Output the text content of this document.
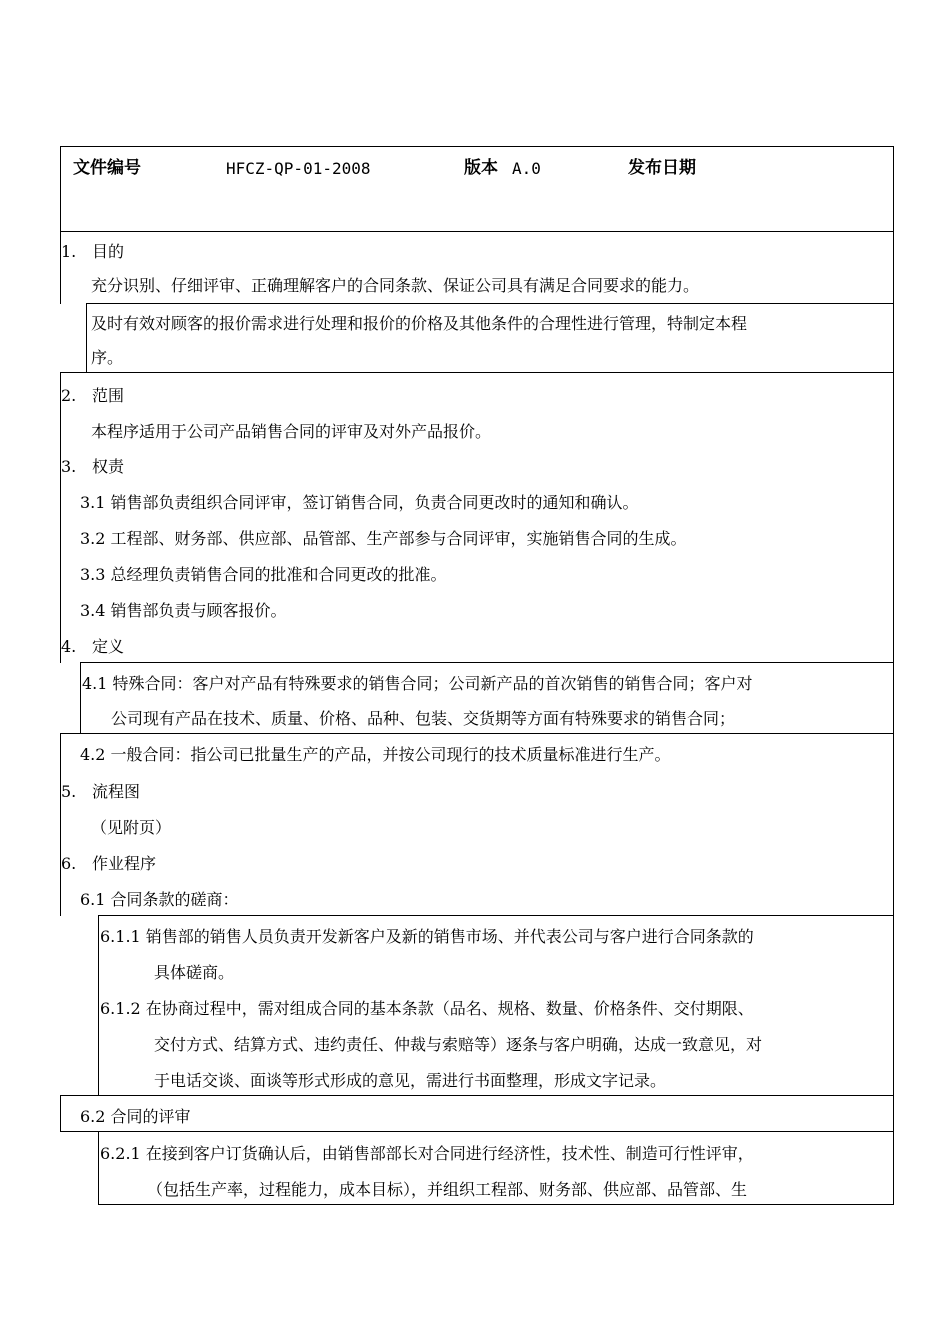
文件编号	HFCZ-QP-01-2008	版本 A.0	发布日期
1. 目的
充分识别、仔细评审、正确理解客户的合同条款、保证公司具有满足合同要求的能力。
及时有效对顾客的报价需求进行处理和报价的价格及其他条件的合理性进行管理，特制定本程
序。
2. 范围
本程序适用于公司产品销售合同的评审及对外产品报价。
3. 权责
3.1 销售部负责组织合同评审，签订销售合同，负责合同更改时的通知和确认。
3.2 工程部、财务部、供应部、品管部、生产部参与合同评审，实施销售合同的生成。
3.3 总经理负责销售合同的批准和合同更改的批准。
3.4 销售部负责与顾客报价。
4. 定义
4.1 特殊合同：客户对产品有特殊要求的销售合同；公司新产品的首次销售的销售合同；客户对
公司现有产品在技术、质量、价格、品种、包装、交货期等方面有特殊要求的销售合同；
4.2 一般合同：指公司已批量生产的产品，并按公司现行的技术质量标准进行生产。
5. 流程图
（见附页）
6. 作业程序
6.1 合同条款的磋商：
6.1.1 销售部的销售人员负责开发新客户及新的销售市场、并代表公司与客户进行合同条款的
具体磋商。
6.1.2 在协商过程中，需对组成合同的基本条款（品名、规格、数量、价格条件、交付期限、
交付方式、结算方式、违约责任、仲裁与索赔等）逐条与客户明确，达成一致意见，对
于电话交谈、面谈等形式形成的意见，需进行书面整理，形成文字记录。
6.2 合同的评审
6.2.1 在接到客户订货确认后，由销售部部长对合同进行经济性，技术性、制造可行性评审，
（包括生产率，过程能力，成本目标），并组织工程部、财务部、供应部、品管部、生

**AIM OF THE EXERCISE:** Quote the preceding records in their entirety, excluding every picture.

**SOLUTION TO THIS TASK:**
Output the text content of this document.
文件编号	HFCZ-QP-01-2008	版本 A.0	发布日期
1. 目的
充分识别、仔细评审、正确理解客户的合同条款、保证公司具有满足合同要求的能力。
及时有效对顾客的报价需求进行处理和报价的价格及其他条件的合理性进行管理，特制定本程
序。
2. 范围
本程序适用于公司产品销售合同的评审及对外产品报价。
3. 权责
3.1 销售部负责组织合同评审，签订销售合同，负责合同更改时的通知和确认。
3.2 工程部、财务部、供应部、品管部、生产部参与合同评审，实施销售合同的生成。
3.3 总经理负责销售合同的批准和合同更改的批准。
3.4 销售部负责与顾客报价。
4. 定义
4.1 特殊合同：客户对产品有特殊要求的销售合同；公司新产品的首次销售的销售合同；客户对
公司现有产品在技术、质量、价格、品种、包装、交货期等方面有特殊要求的销售合同；
4.2 一般合同：指公司已批量生产的产品，并按公司现行的技术质量标准进行生产。
5. 流程图
（见附页）
6. 作业程序
6.1 合同条款的磋商：
6.1.1 销售部的销售人员负责开发新客户及新的销售市场、并代表公司与客户进行合同条款的
具体磋商。
6.1.2 在协商过程中，需对组成合同的基本条款（品名、规格、数量、价格条件、交付期限、
交付方式、结算方式、违约责任、仲裁与索赔等）逐条与客户明确，达成一致意见，对
于电话交谈、面谈等形式形成的意见，需进行书面整理，形成文字记录。
6.2 合同的评审
6.2.1 在接到客户订货确认后，由销售部部长对合同进行经济性，技术性、制造可行性评审，
（包括生产率，过程能力，成本目标），并组织工程部、财务部、供应部、品管部、生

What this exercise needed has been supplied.